### WHAT YOU WILL DO
Transcribe the data in full and exactly, omitting any pictures.

(Collected data entries)

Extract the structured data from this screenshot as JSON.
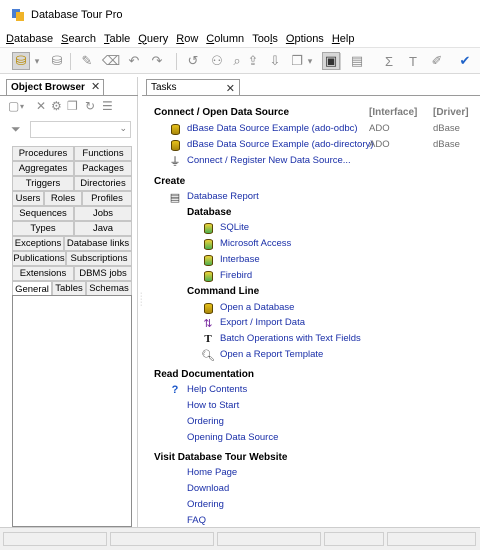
{
  "window": {
    "title": "Database Tour Pro"
  },
  "menu": [
    {
      "pre": "",
      "u": "D",
      "post": "atabase"
    },
    {
      "pre": "",
      "u": "S",
      "post": "earch"
    },
    {
      "pre": "",
      "u": "T",
      "post": "able"
    },
    {
      "pre": "",
      "u": "Q",
      "post": "uery"
    },
    {
      "pre": "",
      "u": "R",
      "post": "ow"
    },
    {
      "pre": "",
      "u": "C",
      "post": "olumn"
    },
    {
      "pre": "Too",
      "u": "l",
      "post": "s"
    },
    {
      "pre": "",
      "u": "O",
      "post": "ptions"
    },
    {
      "pre": "",
      "u": "H",
      "post": "elp"
    }
  ],
  "toolbar": {
    "icons": [
      "open-database-icon",
      "dropdown-arrow-icon",
      "close-database-icon",
      "edit-icon",
      "clear-icon",
      "undo-icon",
      "redo-icon",
      "cancel-icon",
      "binoculars-icon",
      "find-next-icon",
      "export-icon",
      "import-icon",
      "copy-icon",
      "dropdown-arrow-icon",
      "record-view-icon",
      "report-icon",
      "sum-icon",
      "text-icon",
      "edit-text-icon",
      "checkmark-icon"
    ]
  },
  "object_browser": {
    "title": "Object Browser",
    "close": "✕",
    "tabs_rows": [
      [
        "Procedures",
        "Functions"
      ],
      [
        "Aggregates",
        "Packages"
      ],
      [
        "Triggers",
        "Directories"
      ],
      [
        "Users",
        "Roles",
        "Profiles"
      ],
      [
        "Sequences",
        "Jobs"
      ],
      [
        "Types",
        "Java"
      ],
      [
        "Exceptions",
        "Database links"
      ],
      [
        "Publications",
        "Subscriptions"
      ],
      [
        "Extensions",
        "DBMS jobs"
      ],
      [
        "General",
        "Tables",
        "Schemas"
      ]
    ],
    "selected_tab": "General"
  },
  "tasks": {
    "tab_label": "Tasks",
    "close": "✕",
    "connect": {
      "title": "Connect / Open Data Source",
      "col_interface": "[Interface]",
      "col_driver": "[Driver]",
      "sources": [
        {
          "label": "dBase Data Source Example (ado-odbc)",
          "interface": "ADO",
          "driver": "dBase"
        },
        {
          "label": "dBase Data Source Example (ado-directory)",
          "interface": "ADO",
          "driver": "dBase"
        }
      ],
      "register": "Connect / Register New Data Source..."
    },
    "create": {
      "title": "Create",
      "report": "Database Report",
      "database_title": "Database",
      "databases": [
        "SQLite",
        "Microsoft Access",
        "Interbase",
        "Firebird"
      ],
      "cmdline_title": "Command Line",
      "cmdline": [
        "Open a Database",
        "Export / Import Data",
        "Batch Operations with Text Fields",
        "Open a Report Template"
      ]
    },
    "docs": {
      "title": "Read Documentation",
      "items": [
        "Help Contents",
        "How to Start",
        "Ordering",
        "Opening Data Source"
      ]
    },
    "website": {
      "title": "Visit Database Tour Website",
      "items": [
        "Home Page",
        "Download",
        "Ordering",
        "FAQ"
      ]
    }
  }
}
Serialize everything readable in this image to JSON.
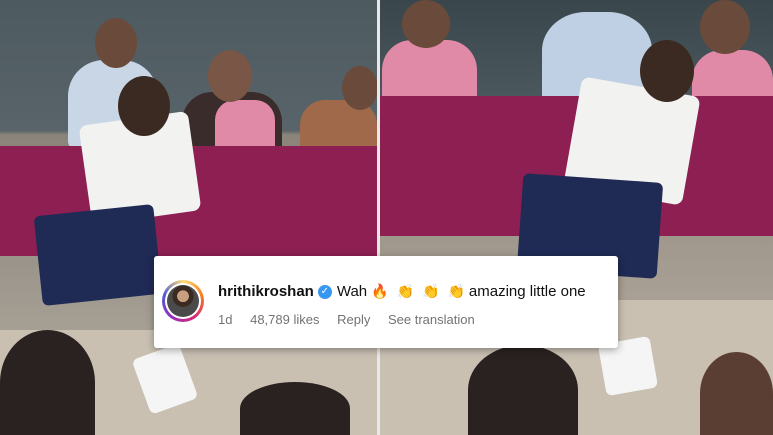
{
  "comment": {
    "username": "hrithikroshan",
    "verified_icon": "verified-badge-icon",
    "text_prefix": "Wah",
    "emojis": [
      "🔥",
      "👏",
      "👏",
      "👏"
    ],
    "text_suffix": "amazing little one",
    "age": "1d",
    "likes": "48,789 likes",
    "reply_label": "Reply",
    "translate_label": "See translation"
  },
  "colors": {
    "table_cloth": "#8d1f52",
    "verified": "#3897f0",
    "meta_text": "#737373"
  }
}
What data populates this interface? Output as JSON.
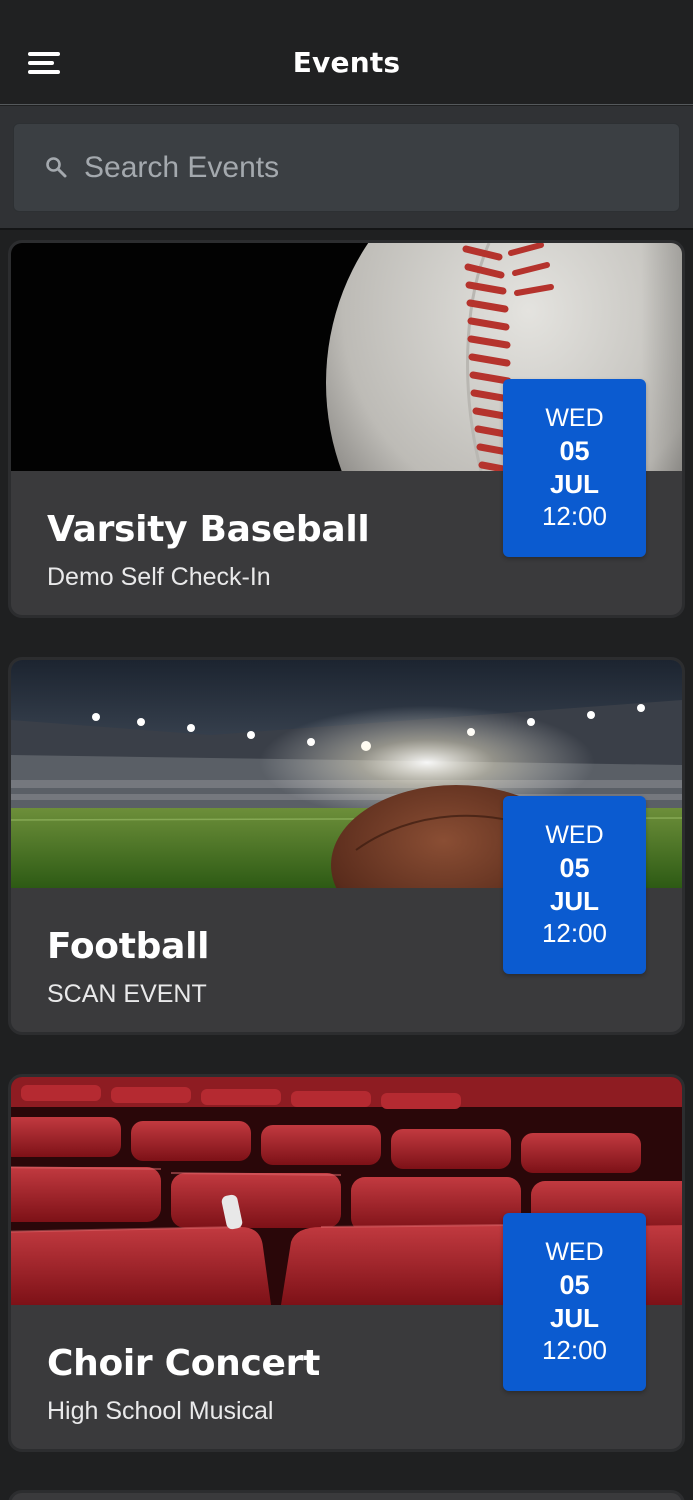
{
  "header": {
    "title": "Events",
    "menu_icon": "hamburger-menu-icon"
  },
  "search": {
    "placeholder": "Search Events",
    "value": "",
    "icon": "search-icon"
  },
  "events": [
    {
      "name": "Varsity Baseball",
      "subtitle": "Demo Self Check-In",
      "image": "baseball-photo",
      "date": {
        "dow": "WED",
        "day": "05",
        "month": "JUL",
        "time": "12:00"
      }
    },
    {
      "name": "Football",
      "subtitle": "SCAN EVENT",
      "image": "stadium-football-photo",
      "date": {
        "dow": "WED",
        "day": "05",
        "month": "JUL",
        "time": "12:00"
      }
    },
    {
      "name": "Choir Concert",
      "subtitle": "High School Musical",
      "image": "theater-seats-photo",
      "date": {
        "dow": "WED",
        "day": "05",
        "month": "JUL",
        "time": "12:00"
      }
    }
  ],
  "colors": {
    "background": "#1f2021",
    "card": "#3a3a3c",
    "date_badge": "#0b5bd0",
    "search_field": "#3b3f43"
  }
}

### EXERCISE ANSWER
Extract the structured data from this screenshot as JSON.
{
  "window": {
    "title": "Database Tour Pro"
  },
  "menu": [
    {
      "pre": "",
      "u": "D",
      "post": "atabase"
    },
    {
      "pre": "",
      "u": "S",
      "post": "earch"
    },
    {
      "pre": "",
      "u": "T",
      "post": "able"
    },
    {
      "pre": "",
      "u": "Q",
      "post": "uery"
    },
    {
      "pre": "",
      "u": "R",
      "post": "ow"
    },
    {
      "pre": "",
      "u": "C",
      "post": "olumn"
    },
    {
      "pre": "Too",
      "u": "l",
      "post": "s"
    },
    {
      "pre": "",
      "u": "O",
      "post": "ptions"
    },
    {
      "pre": "",
      "u": "H",
      "post": "elp"
    }
  ],
  "toolbar": {
    "icons": [
      "open-database-icon",
      "dropdown-arrow-icon",
      "close-database-icon",
      "edit-icon",
      "clear-icon",
      "undo-icon",
      "redo-icon",
      "cancel-icon",
      "binoculars-icon",
      "find-next-icon",
      "export-icon",
      "import-icon",
      "copy-icon",
      "dropdown-arrow-icon",
      "record-view-icon",
      "report-icon",
      "sum-icon",
      "text-icon",
      "edit-text-icon",
      "checkmark-icon"
    ]
  },
  "object_browser": {
    "title": "Object Browser",
    "close": "✕",
    "tabs_rows": [
      [
        "Procedures",
        "Functions"
      ],
      [
        "Aggregates",
        "Packages"
      ],
      [
        "Triggers",
        "Directories"
      ],
      [
        "Users",
        "Roles",
        "Profiles"
      ],
      [
        "Sequences",
        "Jobs"
      ],
      [
        "Types",
        "Java"
      ],
      [
        "Exceptions",
        "Database links"
      ],
      [
        "Publications",
        "Subscriptions"
      ],
      [
        "Extensions",
        "DBMS jobs"
      ],
      [
        "General",
        "Tables",
        "Schemas"
      ]
    ],
    "selected_tab": "General"
  },
  "tasks": {
    "tab_label": "Tasks",
    "close": "✕",
    "connect": {
      "title": "Connect / Open Data Source",
      "col_interface": "[Interface]",
      "col_driver": "[Driver]",
      "sources": [
        {
          "label": "dBase Data Source Example (ado-odbc)",
          "interface": "ADO",
          "driver": "dBase"
        },
        {
          "label": "dBase Data Source Example (ado-directory)",
          "interface": "ADO",
          "driver": "dBase"
        }
      ],
      "register": "Connect / Register New Data Source..."
    },
    "create": {
      "title": "Create",
      "report": "Database Report",
      "database_title": "Database",
      "databases": [
        "SQLite",
        "Microsoft Access",
        "Interbase",
        "Firebird"
      ],
      "cmdline_title": "Command Line",
      "cmdline": [
        "Open a Database",
        "Export / Import Data",
        "Batch Operations with Text Fields",
        "Open a Report Template"
      ]
    },
    "docs": {
      "title": "Read Documentation",
      "items": [
        "Help Contents",
        "How to Start",
        "Ordering",
        "Opening Data Source"
      ]
    },
    "website": {
      "title": "Visit Database Tour Website",
      "items": [
        "Home Page",
        "Download",
        "Ordering",
        "FAQ"
      ]
    }
  }
}
Serialize everything readable in this image to JSON.
{
  "comment": {
    "username": "hrithikroshan",
    "verified_icon": "verified-badge-icon",
    "text_prefix": "Wah",
    "emojis": [
      "🔥",
      "👏",
      "👏",
      "👏"
    ],
    "text_suffix": "amazing little one",
    "age": "1d",
    "likes": "48,789 likes",
    "reply_label": "Reply",
    "translate_label": "See translation"
  },
  "colors": {
    "table_cloth": "#8d1f52",
    "verified": "#3897f0",
    "meta_text": "#737373"
  }
}
What data populates this interface? Output as JSON.
{
  "header": {
    "title": "Events",
    "menu_icon": "hamburger-menu-icon"
  },
  "search": {
    "placeholder": "Search Events",
    "value": "",
    "icon": "search-icon"
  },
  "events": [
    {
      "name": "Varsity Baseball",
      "subtitle": "Demo Self Check-In",
      "image": "baseball-photo",
      "date": {
        "dow": "WED",
        "day": "05",
        "month": "JUL",
        "time": "12:00"
      }
    },
    {
      "name": "Football",
      "subtitle": "SCAN EVENT",
      "image": "stadium-football-photo",
      "date": {
        "dow": "WED",
        "day": "05",
        "month": "JUL",
        "time": "12:00"
      }
    },
    {
      "name": "Choir Concert",
      "subtitle": "High School Musical",
      "image": "theater-seats-photo",
      "date": {
        "dow": "WED",
        "day": "05",
        "month": "JUL",
        "time": "12:00"
      }
    }
  ],
  "colors": {
    "background": "#1f2021",
    "card": "#3a3a3c",
    "date_badge": "#0b5bd0",
    "search_field": "#3b3f43"
  }
}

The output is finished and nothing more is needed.